DOCUMENT EXTRACT:
- Origin: Perth, Western Australia, Australia
- Genres: Indie rock
- Years active: 2019-present
- Members: Beau Torrance; Luke Del Fante; Emma Joan;
- Past members: Tanaya Harper;

= Ghost Care =

Australian indie rock band

Ghost Care are an Australian indie rock band formed in Perth in 2019. The group consists of lead vocalist and guitarist Beau Torrance, drummer Luke Del Fante and bassist/vocalist Emma Joan. In 2019 they released their debut single Another. Since then, they have sold out multiple headline shows and shared the stage with the likes of The Vanns, Spacey Jane and Pacific Avenue. In 2022, they were nominated for BEST POP ACT in the WAM Awards.

DATASET EXTRACT:
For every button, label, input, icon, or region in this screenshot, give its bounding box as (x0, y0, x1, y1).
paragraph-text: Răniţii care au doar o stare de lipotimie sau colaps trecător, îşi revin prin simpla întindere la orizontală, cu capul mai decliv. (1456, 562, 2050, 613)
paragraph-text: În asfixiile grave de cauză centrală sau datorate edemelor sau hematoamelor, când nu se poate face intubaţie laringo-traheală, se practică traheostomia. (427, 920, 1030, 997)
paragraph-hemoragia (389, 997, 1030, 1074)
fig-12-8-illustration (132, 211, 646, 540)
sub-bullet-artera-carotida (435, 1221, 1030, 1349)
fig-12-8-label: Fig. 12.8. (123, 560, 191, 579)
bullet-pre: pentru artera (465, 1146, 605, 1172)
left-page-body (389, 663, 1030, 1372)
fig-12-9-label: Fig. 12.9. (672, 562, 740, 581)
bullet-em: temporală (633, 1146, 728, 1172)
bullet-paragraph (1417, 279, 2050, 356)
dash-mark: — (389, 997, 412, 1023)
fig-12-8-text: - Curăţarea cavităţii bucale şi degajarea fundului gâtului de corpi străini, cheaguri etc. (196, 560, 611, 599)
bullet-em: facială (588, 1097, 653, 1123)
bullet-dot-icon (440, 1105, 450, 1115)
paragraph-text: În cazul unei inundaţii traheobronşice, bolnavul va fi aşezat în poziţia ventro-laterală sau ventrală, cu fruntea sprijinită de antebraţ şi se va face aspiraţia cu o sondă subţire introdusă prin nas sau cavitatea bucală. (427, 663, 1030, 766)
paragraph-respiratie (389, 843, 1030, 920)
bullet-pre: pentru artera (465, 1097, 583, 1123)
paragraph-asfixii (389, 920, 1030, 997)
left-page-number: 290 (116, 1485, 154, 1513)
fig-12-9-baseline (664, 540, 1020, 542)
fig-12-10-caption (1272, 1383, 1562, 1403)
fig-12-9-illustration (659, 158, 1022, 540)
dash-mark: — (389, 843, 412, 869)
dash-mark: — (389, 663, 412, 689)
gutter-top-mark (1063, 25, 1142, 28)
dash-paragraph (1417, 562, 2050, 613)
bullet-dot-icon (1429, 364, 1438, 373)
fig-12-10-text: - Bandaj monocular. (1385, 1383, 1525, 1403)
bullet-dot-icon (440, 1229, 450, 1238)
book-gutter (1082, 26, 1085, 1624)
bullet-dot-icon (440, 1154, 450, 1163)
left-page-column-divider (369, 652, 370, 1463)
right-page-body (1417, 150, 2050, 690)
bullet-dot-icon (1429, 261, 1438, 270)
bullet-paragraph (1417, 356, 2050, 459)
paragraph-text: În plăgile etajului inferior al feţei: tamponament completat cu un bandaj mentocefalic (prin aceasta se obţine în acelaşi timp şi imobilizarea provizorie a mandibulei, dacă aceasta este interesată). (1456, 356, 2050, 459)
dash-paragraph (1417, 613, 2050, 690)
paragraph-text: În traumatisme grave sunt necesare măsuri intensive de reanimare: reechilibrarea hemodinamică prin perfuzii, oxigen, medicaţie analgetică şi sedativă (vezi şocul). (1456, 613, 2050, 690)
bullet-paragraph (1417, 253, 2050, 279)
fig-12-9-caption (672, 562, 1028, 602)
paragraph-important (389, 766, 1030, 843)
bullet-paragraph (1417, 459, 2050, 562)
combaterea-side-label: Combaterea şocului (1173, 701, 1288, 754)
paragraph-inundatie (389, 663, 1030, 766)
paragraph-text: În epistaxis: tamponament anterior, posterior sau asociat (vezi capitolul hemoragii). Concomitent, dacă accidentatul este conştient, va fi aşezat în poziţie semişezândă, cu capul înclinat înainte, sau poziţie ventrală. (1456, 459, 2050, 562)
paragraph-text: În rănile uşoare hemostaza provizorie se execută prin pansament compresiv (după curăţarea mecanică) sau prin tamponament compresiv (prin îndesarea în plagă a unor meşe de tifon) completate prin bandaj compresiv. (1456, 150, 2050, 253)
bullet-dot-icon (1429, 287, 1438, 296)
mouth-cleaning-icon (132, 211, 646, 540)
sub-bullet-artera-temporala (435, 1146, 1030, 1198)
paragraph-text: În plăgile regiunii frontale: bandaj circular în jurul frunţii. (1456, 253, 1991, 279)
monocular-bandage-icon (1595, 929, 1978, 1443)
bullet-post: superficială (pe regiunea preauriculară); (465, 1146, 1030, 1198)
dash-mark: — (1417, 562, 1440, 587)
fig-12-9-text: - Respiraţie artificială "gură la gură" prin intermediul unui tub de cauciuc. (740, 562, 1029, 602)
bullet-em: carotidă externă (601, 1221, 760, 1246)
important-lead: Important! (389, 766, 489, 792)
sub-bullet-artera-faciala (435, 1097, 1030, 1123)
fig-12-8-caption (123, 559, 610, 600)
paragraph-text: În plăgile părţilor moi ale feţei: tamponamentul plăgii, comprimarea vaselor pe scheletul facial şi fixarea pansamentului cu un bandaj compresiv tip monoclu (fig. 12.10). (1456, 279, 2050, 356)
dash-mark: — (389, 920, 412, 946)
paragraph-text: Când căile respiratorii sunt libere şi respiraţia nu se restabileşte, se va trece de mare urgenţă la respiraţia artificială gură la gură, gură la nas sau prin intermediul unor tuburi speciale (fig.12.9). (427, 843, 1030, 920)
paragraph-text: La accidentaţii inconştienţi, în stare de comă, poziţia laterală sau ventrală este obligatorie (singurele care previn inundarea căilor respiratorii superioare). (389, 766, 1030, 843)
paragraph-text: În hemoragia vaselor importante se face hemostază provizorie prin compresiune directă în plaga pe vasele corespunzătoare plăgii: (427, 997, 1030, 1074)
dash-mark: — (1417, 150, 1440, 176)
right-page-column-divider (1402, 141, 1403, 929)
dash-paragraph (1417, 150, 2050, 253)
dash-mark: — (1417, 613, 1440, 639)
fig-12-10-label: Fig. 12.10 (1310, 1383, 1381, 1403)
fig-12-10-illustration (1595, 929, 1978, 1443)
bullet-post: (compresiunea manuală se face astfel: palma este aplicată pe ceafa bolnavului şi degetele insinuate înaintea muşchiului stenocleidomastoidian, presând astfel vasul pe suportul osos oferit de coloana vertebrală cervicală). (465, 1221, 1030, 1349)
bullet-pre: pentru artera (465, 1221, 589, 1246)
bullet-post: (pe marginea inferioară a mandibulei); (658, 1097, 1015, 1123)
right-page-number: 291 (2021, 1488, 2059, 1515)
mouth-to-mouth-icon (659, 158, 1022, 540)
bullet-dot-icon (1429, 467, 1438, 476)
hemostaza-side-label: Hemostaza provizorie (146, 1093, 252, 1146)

STATED EXERCISE A:
In one to three sentences, explain what the Ghost Care profile says the band has accomplished since releasing its debut single.
STATED EXERCISE B:
Quote the stretch of the Ghost Care profile from "- Origin: Perth, Western" through "the WAM Awards.".
Rely only on the Ghost Care profile, not on the rows.

RESPONSE A:
Since releasing its debut single, Another, in 2019, Ghost Care has sold out multiple headline shows. The band has also shared the stage with The Vanns, Spacey Jane and Pacific Avenue. In 2022, it was nominated for BEST POP ACT in the WAM Awards.

RESPONSE B:
- Origin: Perth, Western Australia, Australia
- Genres: Indie rock
- Years active: 2019-present
- Members: Beau Torrance; Luke Del Fante; Emma Joan;
- Past members: Tanaya Harper;

= Ghost Care =

Australian indie rock band

Ghost Care are an Australian indie rock band formed in Perth in 2019. The group consists of lead vocalist and guitarist Beau Torrance, drummer Luke Del Fante and bassist/vocalist Emma Joan. In 2019 they released their debut single Another. Since then, they have sold out multiple headline shows and shared the stage with the likes of The Vanns, Spacey Jane and Pacific Avenue. In 2022, they were nominated for BEST POP ACT in the WAM Awards.